> [Do this] Each line below should be reproduced without any alteration.

> [Material provided]
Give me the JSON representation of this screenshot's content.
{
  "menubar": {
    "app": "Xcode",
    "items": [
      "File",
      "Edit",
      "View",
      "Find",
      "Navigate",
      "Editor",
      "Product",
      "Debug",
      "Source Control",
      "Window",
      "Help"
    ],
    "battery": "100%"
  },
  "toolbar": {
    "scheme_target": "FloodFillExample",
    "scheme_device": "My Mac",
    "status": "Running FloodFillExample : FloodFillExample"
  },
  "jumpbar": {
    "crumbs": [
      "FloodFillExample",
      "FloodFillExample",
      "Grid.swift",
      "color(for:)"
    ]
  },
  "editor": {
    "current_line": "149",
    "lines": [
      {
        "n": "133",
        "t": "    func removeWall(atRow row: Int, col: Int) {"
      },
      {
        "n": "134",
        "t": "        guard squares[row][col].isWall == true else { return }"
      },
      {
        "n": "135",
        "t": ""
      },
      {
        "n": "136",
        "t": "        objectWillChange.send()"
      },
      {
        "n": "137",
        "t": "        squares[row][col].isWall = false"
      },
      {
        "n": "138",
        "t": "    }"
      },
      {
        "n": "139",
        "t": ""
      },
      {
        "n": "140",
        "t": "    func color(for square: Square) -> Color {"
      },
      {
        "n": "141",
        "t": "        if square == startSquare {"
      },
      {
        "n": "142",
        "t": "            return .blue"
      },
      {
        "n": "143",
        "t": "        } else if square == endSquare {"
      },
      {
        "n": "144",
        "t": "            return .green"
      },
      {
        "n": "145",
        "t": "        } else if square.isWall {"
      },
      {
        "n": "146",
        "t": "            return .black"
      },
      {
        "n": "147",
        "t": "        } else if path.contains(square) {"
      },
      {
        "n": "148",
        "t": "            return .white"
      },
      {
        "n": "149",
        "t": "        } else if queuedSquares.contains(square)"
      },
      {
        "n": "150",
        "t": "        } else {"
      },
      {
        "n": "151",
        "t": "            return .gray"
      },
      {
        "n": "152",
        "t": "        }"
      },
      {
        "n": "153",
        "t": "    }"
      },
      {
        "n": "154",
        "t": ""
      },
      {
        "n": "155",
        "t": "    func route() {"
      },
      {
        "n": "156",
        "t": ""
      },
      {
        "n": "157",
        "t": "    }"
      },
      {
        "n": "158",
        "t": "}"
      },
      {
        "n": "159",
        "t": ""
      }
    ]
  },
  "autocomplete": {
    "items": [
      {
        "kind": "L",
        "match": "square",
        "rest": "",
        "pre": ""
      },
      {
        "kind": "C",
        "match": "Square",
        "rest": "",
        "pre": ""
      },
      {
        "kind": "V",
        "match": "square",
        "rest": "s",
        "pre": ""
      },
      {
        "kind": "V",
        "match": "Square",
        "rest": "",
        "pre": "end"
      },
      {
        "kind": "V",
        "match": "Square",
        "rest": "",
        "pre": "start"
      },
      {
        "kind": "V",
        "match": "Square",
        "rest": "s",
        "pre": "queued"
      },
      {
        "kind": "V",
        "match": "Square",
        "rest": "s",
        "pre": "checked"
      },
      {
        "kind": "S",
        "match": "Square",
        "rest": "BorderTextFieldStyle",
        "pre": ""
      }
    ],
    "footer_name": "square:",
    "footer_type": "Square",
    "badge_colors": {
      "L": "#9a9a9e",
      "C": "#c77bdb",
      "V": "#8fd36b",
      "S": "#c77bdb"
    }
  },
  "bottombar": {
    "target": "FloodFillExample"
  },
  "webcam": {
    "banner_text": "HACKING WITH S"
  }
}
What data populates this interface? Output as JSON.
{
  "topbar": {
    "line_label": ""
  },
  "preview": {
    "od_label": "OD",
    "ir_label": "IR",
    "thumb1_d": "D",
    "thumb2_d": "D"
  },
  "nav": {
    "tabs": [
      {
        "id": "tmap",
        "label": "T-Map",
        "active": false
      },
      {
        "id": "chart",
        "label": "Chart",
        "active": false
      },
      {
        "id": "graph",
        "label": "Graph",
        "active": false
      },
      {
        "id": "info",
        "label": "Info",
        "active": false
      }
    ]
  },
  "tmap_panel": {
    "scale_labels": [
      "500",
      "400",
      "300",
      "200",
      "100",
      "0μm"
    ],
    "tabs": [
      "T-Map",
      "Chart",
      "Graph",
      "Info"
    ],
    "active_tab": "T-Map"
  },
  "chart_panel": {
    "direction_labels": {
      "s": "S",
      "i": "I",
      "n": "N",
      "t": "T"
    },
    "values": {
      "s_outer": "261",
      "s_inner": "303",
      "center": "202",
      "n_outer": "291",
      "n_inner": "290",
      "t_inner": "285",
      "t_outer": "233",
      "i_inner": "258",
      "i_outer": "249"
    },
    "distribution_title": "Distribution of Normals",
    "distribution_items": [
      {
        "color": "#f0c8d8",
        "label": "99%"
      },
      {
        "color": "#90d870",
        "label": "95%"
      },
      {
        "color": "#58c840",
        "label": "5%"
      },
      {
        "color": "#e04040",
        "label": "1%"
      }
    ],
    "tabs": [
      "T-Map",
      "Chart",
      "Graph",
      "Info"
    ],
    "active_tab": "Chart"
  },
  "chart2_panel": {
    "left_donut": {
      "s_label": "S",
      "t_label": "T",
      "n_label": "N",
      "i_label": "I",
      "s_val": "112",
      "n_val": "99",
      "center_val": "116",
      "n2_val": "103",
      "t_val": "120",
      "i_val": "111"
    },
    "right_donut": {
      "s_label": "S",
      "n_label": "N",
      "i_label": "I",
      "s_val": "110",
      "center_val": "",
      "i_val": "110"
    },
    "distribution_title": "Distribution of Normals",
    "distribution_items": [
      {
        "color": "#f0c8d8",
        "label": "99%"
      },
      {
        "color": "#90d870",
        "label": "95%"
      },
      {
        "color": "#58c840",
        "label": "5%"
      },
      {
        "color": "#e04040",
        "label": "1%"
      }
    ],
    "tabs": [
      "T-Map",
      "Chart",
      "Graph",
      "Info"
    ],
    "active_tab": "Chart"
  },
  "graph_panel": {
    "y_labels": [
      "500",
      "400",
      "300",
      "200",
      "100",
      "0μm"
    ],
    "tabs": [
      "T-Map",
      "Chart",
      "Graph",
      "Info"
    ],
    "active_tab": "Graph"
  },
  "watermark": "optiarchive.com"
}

> [Answer to the task]
Give me the JSON representation of this screenshot's content.
{
  "menubar": {
    "app": "Xcode",
    "items": [
      "File",
      "Edit",
      "View",
      "Find",
      "Navigate",
      "Editor",
      "Product",
      "Debug",
      "Source Control",
      "Window",
      "Help"
    ],
    "battery": "100%"
  },
  "toolbar": {
    "scheme_target": "FloodFillExample",
    "scheme_device": "My Mac",
    "status": "Running FloodFillExample : FloodFillExample"
  },
  "jumpbar": {
    "crumbs": [
      "FloodFillExample",
      "FloodFillExample",
      "Grid.swift",
      "color(for:)"
    ]
  },
  "editor": {
    "current_line": "149",
    "lines": [
      {
        "n": "133",
        "t": "    func removeWall(atRow row: Int, col: Int) {"
      },
      {
        "n": "134",
        "t": "        guard squares[row][col].isWall == true else { return }"
      },
      {
        "n": "135",
        "t": ""
      },
      {
        "n": "136",
        "t": "        objectWillChange.send()"
      },
      {
        "n": "137",
        "t": "        squares[row][col].isWall = false"
      },
      {
        "n": "138",
        "t": "    }"
      },
      {
        "n": "139",
        "t": ""
      },
      {
        "n": "140",
        "t": "    func color(for square: Square) -> Color {"
      },
      {
        "n": "141",
        "t": "        if square == startSquare {"
      },
      {
        "n": "142",
        "t": "            return .blue"
      },
      {
        "n": "143",
        "t": "        } else if square == endSquare {"
      },
      {
        "n": "144",
        "t": "            return .green"
      },
      {
        "n": "145",
        "t": "        } else if square.isWall {"
      },
      {
        "n": "146",
        "t": "            return .black"
      },
      {
        "n": "147",
        "t": "        } else if path.contains(square) {"
      },
      {
        "n": "148",
        "t": "            return .white"
      },
      {
        "n": "149",
        "t": "        } else if queuedSquares.contains(square)"
      },
      {
        "n": "150",
        "t": "        } else {"
      },
      {
        "n": "151",
        "t": "            return .gray"
      },
      {
        "n": "152",
        "t": "        }"
      },
      {
        "n": "153",
        "t": "    }"
      },
      {
        "n": "154",
        "t": ""
      },
      {
        "n": "155",
        "t": "    func route() {"
      },
      {
        "n": "156",
        "t": ""
      },
      {
        "n": "157",
        "t": "    }"
      },
      {
        "n": "158",
        "t": "}"
      },
      {
        "n": "159",
        "t": ""
      }
    ]
  },
  "autocomplete": {
    "items": [
      {
        "kind": "L",
        "match": "square",
        "rest": "",
        "pre": ""
      },
      {
        "kind": "C",
        "match": "Square",
        "rest": "",
        "pre": ""
      },
      {
        "kind": "V",
        "match": "square",
        "rest": "s",
        "pre": ""
      },
      {
        "kind": "V",
        "match": "Square",
        "rest": "",
        "pre": "end"
      },
      {
        "kind": "V",
        "match": "Square",
        "rest": "",
        "pre": "start"
      },
      {
        "kind": "V",
        "match": "Square",
        "rest": "s",
        "pre": "queued"
      },
      {
        "kind": "V",
        "match": "Square",
        "rest": "s",
        "pre": "checked"
      },
      {
        "kind": "S",
        "match": "Square",
        "rest": "BorderTextFieldStyle",
        "pre": ""
      }
    ],
    "footer_name": "square:",
    "footer_type": "Square",
    "badge_colors": {
      "L": "#9a9a9e",
      "C": "#c77bdb",
      "V": "#8fd36b",
      "S": "#c77bdb"
    }
  },
  "bottombar": {
    "target": "FloodFillExample"
  },
  "webcam": {
    "banner_text": "HACKING WITH S"
  }
}
What data populates this interface? Output as JSON.
{
  "topbar": {
    "line_label": ""
  },
  "preview": {
    "od_label": "OD",
    "ir_label": "IR",
    "thumb1_d": "D",
    "thumb2_d": "D"
  },
  "nav": {
    "tabs": [
      {
        "id": "tmap",
        "label": "T-Map",
        "active": false
      },
      {
        "id": "chart",
        "label": "Chart",
        "active": false
      },
      {
        "id": "graph",
        "label": "Graph",
        "active": false
      },
      {
        "id": "info",
        "label": "Info",
        "active": false
      }
    ]
  },
  "tmap_panel": {
    "scale_labels": [
      "500",
      "400",
      "300",
      "200",
      "100",
      "0μm"
    ],
    "tabs": [
      "T-Map",
      "Chart",
      "Graph",
      "Info"
    ],
    "active_tab": "T-Map"
  },
  "chart_panel": {
    "direction_labels": {
      "s": "S",
      "i": "I",
      "n": "N",
      "t": "T"
    },
    "values": {
      "s_outer": "261",
      "s_inner": "303",
      "center": "202",
      "n_outer": "291",
      "n_inner": "290",
      "t_inner": "285",
      "t_outer": "233",
      "i_inner": "258",
      "i_outer": "249"
    },
    "distribution_title": "Distribution of Normals",
    "distribution_items": [
      {
        "color": "#f0c8d8",
        "label": "99%"
      },
      {
        "color": "#90d870",
        "label": "95%"
      },
      {
        "color": "#58c840",
        "label": "5%"
      },
      {
        "color": "#e04040",
        "label": "1%"
      }
    ],
    "tabs": [
      "T-Map",
      "Chart",
      "Graph",
      "Info"
    ],
    "active_tab": "Chart"
  },
  "chart2_panel": {
    "left_donut": {
      "s_label": "S",
      "t_label": "T",
      "n_label": "N",
      "i_label": "I",
      "s_val": "112",
      "n_val": "99",
      "center_val": "116",
      "n2_val": "103",
      "t_val": "120",
      "i_val": "111"
    },
    "right_donut": {
      "s_label": "S",
      "n_label": "N",
      "i_label": "I",
      "s_val": "110",
      "center_val": "",
      "i_val": "110"
    },
    "distribution_title": "Distribution of Normals",
    "distribution_items": [
      {
        "color": "#f0c8d8",
        "label": "99%"
      },
      {
        "color": "#90d870",
        "label": "95%"
      },
      {
        "color": "#58c840",
        "label": "5%"
      },
      {
        "color": "#e04040",
        "label": "1%"
      }
    ],
    "tabs": [
      "T-Map",
      "Chart",
      "Graph",
      "Info"
    ],
    "active_tab": "Chart"
  },
  "graph_panel": {
    "y_labels": [
      "500",
      "400",
      "300",
      "200",
      "100",
      "0μm"
    ],
    "tabs": [
      "T-Map",
      "Chart",
      "Graph",
      "Info"
    ],
    "active_tab": "Graph"
  },
  "watermark": "optiarchive.com"
}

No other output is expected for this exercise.